> **WRITTEN REQUEST**
Lines containing the string "factory" are to be collected in full.

+===+

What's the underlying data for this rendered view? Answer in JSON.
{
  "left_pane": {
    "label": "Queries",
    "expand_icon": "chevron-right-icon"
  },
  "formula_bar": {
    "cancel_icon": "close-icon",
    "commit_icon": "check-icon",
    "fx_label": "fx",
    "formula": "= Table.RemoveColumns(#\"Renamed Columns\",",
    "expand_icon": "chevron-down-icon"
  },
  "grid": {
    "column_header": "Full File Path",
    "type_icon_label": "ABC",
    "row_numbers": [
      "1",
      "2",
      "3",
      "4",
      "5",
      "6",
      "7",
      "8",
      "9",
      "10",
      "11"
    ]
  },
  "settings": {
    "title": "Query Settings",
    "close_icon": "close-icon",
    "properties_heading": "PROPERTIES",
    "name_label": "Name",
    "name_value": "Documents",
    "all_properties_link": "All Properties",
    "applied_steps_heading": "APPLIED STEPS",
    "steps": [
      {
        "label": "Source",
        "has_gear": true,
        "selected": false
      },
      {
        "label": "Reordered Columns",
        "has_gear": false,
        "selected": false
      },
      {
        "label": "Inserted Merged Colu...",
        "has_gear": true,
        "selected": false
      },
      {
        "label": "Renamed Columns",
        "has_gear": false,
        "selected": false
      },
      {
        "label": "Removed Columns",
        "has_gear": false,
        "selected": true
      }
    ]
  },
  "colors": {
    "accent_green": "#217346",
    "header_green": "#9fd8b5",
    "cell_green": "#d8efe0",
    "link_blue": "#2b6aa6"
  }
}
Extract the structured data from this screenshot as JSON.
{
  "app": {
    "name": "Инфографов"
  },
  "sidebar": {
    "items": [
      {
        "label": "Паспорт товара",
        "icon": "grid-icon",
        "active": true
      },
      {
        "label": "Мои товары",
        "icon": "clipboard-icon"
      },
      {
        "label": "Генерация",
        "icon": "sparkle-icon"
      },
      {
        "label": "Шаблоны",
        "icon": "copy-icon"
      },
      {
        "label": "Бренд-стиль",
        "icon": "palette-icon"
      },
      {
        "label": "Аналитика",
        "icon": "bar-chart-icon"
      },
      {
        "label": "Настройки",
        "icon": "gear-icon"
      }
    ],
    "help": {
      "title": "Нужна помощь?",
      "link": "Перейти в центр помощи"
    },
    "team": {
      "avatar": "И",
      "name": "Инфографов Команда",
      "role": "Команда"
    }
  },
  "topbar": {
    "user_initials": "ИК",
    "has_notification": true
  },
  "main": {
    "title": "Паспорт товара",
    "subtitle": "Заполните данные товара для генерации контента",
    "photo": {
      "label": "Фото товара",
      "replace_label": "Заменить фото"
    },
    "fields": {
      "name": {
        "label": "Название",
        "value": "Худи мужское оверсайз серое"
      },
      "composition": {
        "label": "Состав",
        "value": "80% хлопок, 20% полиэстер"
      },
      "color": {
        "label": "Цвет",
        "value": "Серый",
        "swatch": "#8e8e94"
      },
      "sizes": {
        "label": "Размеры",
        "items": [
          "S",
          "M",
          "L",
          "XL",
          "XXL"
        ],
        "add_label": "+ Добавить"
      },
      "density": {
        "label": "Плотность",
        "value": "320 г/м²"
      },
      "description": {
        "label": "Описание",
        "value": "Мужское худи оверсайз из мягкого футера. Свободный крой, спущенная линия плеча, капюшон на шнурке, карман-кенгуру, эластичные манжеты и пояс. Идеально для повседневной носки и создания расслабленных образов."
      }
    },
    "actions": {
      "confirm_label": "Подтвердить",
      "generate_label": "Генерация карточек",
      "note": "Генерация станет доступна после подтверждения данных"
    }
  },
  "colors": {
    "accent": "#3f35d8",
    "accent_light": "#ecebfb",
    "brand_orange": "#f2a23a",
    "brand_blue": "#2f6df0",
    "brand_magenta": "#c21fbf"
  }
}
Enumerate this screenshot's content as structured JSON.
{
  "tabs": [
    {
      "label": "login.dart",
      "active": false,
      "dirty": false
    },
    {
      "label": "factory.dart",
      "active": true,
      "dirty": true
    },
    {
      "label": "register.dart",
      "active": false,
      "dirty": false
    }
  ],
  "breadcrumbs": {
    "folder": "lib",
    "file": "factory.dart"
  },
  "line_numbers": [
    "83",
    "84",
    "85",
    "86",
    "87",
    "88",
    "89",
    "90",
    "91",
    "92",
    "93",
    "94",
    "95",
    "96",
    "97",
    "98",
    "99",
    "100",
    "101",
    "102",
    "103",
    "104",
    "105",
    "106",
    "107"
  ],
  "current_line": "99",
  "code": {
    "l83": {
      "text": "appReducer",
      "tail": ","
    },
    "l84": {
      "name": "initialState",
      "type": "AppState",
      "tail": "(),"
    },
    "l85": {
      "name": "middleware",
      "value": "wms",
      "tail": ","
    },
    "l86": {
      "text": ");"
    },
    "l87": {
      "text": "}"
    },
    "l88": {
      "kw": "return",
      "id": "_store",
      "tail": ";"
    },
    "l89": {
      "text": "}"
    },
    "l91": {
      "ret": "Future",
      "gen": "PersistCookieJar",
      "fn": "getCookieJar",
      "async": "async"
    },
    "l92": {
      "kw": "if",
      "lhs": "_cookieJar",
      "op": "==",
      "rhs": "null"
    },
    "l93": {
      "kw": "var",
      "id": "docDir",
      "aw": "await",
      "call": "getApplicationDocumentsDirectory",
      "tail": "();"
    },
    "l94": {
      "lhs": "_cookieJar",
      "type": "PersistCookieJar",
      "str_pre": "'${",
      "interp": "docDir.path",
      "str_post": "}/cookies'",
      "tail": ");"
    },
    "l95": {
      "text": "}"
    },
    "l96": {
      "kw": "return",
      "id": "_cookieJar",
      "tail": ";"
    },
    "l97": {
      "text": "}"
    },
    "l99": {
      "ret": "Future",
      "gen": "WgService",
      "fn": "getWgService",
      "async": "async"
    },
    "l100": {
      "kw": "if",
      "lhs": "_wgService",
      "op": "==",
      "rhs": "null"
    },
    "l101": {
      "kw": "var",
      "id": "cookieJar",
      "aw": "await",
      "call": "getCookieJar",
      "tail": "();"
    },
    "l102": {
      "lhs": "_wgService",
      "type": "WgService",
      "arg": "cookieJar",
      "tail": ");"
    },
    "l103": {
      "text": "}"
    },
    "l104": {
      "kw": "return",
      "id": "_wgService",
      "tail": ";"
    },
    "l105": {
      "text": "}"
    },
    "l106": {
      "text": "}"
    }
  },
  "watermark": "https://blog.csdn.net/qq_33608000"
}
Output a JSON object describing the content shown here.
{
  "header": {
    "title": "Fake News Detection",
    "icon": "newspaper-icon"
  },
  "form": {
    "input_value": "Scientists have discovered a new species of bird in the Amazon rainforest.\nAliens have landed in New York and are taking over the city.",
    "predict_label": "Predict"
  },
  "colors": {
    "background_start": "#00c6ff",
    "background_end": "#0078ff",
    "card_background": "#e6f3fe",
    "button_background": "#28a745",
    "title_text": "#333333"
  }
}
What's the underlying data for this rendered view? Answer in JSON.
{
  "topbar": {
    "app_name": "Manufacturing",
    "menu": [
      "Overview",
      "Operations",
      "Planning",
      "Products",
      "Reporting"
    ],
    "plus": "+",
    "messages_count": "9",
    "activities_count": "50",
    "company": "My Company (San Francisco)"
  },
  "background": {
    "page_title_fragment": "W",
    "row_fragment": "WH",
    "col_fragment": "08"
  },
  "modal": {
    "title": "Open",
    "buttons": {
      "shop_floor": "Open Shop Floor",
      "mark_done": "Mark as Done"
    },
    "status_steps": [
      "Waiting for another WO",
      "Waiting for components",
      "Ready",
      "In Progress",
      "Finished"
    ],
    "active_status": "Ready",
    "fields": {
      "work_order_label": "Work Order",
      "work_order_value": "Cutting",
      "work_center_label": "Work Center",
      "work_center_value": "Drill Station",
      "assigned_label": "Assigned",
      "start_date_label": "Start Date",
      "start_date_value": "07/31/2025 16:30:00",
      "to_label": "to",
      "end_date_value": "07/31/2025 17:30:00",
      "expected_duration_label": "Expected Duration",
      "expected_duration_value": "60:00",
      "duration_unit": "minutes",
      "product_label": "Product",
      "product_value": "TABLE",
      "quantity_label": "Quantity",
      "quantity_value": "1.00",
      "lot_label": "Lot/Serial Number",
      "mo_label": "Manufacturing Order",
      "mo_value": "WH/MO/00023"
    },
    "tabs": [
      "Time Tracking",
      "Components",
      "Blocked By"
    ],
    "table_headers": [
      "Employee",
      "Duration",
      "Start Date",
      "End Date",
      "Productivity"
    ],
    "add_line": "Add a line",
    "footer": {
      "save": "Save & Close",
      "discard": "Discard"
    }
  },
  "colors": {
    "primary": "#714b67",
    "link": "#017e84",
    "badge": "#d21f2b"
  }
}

+===+

> **SOLUTION TO THE PROBLEM**
      "label": "factory.dart",
    "file": "factory.dart"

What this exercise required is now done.